━━━ Extracted information

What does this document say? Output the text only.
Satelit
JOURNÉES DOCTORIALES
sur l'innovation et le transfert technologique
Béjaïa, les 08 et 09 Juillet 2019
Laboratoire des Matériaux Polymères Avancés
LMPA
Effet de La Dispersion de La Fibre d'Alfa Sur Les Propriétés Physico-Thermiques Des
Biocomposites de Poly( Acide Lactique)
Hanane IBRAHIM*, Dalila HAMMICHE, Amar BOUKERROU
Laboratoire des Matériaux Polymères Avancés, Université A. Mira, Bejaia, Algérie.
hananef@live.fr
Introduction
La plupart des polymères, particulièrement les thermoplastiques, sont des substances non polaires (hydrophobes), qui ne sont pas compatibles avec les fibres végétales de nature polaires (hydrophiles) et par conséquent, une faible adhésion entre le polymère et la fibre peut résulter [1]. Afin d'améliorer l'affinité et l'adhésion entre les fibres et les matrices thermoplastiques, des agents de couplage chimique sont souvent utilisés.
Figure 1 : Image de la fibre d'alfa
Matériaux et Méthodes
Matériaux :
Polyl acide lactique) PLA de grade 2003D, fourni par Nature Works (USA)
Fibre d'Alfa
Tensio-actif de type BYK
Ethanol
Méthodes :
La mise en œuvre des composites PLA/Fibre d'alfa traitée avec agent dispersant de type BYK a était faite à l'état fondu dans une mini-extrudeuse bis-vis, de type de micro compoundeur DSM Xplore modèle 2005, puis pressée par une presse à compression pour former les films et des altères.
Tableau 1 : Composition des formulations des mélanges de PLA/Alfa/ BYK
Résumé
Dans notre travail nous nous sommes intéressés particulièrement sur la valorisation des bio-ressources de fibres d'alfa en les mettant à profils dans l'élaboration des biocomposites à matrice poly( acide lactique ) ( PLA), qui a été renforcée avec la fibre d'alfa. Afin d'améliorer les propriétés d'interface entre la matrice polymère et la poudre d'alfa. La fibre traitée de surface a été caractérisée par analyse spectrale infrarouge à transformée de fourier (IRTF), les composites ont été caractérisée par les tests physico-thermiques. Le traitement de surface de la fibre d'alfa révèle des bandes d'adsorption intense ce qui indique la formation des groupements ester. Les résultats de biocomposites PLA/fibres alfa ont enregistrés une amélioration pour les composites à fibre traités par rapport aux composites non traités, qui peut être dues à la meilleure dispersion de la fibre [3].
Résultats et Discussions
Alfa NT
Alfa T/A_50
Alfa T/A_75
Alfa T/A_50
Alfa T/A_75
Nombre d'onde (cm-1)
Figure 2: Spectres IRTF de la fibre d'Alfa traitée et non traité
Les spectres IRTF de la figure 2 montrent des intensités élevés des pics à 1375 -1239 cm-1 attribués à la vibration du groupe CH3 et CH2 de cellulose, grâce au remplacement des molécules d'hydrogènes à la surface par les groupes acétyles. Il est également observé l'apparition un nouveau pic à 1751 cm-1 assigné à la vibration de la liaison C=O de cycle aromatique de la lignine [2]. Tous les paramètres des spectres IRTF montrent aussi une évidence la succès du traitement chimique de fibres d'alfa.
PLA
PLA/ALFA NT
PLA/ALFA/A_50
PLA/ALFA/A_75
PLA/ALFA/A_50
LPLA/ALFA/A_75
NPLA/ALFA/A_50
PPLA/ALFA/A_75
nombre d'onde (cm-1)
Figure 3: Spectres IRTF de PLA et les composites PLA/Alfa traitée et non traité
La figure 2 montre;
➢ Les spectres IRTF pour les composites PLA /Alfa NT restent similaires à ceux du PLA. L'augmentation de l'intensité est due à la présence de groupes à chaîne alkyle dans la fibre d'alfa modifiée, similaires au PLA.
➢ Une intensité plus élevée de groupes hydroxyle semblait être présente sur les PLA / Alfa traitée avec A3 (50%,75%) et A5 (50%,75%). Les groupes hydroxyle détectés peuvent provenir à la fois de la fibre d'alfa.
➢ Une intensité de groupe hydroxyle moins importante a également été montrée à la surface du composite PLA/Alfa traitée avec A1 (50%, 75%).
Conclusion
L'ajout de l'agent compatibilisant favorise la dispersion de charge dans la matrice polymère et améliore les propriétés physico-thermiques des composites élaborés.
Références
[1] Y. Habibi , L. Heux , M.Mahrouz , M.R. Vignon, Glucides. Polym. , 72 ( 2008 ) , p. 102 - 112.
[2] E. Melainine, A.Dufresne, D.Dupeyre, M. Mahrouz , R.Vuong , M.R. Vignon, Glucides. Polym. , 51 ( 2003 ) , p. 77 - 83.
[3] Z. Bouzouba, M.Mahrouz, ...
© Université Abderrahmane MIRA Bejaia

━━━━━━

Required task →
Where a line of the entries contains the word "Vignon", copy that line.

Answer to the problem →
[1] Y. Habibi , L. Heux , M.Mahrouz , M.R. Vignon, Glucides. Polym. , 72 ( 2008 ) , p. 102 - 112.
[2] E. Melainine, A.Dufresne, D.Dupeyre, M. Mahrouz , R.Vuong , M.R. Vignon, Glucides. Polym. , 51 ( 2003 ) , p. 77 - 83.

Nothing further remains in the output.